# Task prompt:
All of the data needs to be repeated exactly.

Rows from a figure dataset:
********************
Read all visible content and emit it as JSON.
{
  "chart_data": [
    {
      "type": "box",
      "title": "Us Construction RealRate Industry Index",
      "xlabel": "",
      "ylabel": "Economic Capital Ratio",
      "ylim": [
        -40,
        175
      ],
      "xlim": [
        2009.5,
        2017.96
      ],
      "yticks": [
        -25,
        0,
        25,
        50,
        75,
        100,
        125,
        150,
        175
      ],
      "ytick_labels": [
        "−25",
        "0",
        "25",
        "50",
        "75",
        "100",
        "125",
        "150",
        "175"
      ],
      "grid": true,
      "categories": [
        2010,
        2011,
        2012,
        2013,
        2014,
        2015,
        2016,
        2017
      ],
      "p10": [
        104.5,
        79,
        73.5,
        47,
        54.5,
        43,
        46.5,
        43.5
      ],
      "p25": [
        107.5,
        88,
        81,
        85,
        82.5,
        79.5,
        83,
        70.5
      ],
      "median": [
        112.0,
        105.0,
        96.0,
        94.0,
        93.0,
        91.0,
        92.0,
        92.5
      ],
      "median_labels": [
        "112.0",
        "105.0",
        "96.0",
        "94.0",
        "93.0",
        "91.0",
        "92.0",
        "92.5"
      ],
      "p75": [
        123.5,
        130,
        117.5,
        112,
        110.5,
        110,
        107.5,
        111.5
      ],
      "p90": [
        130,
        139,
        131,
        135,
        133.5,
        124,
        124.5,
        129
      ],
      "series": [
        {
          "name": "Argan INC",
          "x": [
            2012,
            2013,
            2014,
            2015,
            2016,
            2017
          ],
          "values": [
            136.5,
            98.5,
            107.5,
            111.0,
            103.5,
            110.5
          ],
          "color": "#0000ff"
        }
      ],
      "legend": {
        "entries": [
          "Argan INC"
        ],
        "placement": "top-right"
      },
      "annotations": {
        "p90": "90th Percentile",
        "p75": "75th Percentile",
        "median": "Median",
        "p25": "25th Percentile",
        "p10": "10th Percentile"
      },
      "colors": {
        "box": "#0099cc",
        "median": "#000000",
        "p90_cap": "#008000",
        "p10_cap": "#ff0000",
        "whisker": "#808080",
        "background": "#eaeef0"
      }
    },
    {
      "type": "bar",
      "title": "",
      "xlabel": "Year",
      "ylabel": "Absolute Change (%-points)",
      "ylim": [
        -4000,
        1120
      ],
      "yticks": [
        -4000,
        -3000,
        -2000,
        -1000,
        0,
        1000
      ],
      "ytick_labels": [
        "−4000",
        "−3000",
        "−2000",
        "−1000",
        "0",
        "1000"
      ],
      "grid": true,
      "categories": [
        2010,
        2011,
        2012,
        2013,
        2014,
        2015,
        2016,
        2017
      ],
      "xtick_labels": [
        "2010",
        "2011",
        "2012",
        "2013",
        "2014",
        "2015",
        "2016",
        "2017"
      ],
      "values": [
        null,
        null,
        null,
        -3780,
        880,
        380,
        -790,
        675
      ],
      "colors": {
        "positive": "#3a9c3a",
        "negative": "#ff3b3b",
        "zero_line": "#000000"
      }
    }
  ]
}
********************
# Written answer:
Read all visible content and emit it as JSON.
{
  "chart_data": [
    {
      "type": "box",
      "title": "Us Construction RealRate Industry Index",
      "xlabel": "",
      "ylabel": "Economic Capital Ratio",
      "ylim": [
        -40,
        175
      ],
      "xlim": [
        2009.5,
        2017.96
      ],
      "yticks": [
        -25,
        0,
        25,
        50,
        75,
        100,
        125,
        150,
        175
      ],
      "ytick_labels": [
        "−25",
        "0",
        "25",
        "50",
        "75",
        "100",
        "125",
        "150",
        "175"
      ],
      "grid": true,
      "categories": [
        2010,
        2011,
        2012,
        2013,
        2014,
        2015,
        2016,
        2017
      ],
      "p10": [
        104.5,
        79,
        73.5,
        47,
        54.5,
        43,
        46.5,
        43.5
      ],
      "p25": [
        107.5,
        88,
        81,
        85,
        82.5,
        79.5,
        83,
        70.5
      ],
      "median": [
        112.0,
        105.0,
        96.0,
        94.0,
        93.0,
        91.0,
        92.0,
        92.5
      ],
      "median_labels": [
        "112.0",
        "105.0",
        "96.0",
        "94.0",
        "93.0",
        "91.0",
        "92.0",
        "92.5"
      ],
      "p75": [
        123.5,
        130,
        117.5,
        112,
        110.5,
        110,
        107.5,
        111.5
      ],
      "p90": [
        130,
        139,
        131,
        135,
        133.5,
        124,
        124.5,
        129
      ],
      "series": [
        {
          "name": "Argan INC",
          "x": [
            2012,
            2013,
            2014,
            2015,
            2016,
            2017
          ],
          "values": [
            136.5,
            98.5,
            107.5,
            111.0,
            103.5,
            110.5
          ],
          "color": "#0000ff"
        }
      ],
      "legend": {
        "entries": [
          "Argan INC"
        ],
        "placement": "top-right"
      },
      "annotations": {
        "p90": "90th Percentile",
        "p75": "75th Percentile",
        "median": "Median",
        "p25": "25th Percentile",
        "p10": "10th Percentile"
      },
      "colors": {
        "box": "#0099cc",
        "median": "#000000",
        "p90_cap": "#008000",
        "p10_cap": "#ff0000",
        "whisker": "#808080",
        "background": "#eaeef0"
      }
    },
    {
      "type": "bar",
      "title": "",
      "xlabel": "Year",
      "ylabel": "Absolute Change (%-points)",
      "ylim": [
        -4000,
        1120
      ],
      "yticks": [
        -4000,
        -3000,
        -2000,
        -1000,
        0,
        1000
      ],
      "ytick_labels": [
        "−4000",
        "−3000",
        "−2000",
        "−1000",
        "0",
        "1000"
      ],
      "grid": true,
      "categories": [
        2010,
        2011,
        2012,
        2013,
        2014,
        2015,
        2016,
        2017
      ],
      "xtick_labels": [
        "2010",
        "2011",
        "2012",
        "2013",
        "2014",
        "2015",
        "2016",
        "2017"
      ],
      "values": [
        null,
        null,
        null,
        -3780,
        880,
        380,
        -790,
        675
      ],
      "colors": {
        "positive": "#3a9c3a",
        "negative": "#ff3b3b",
        "zero_line": "#000000"
      }
    }
  ]
}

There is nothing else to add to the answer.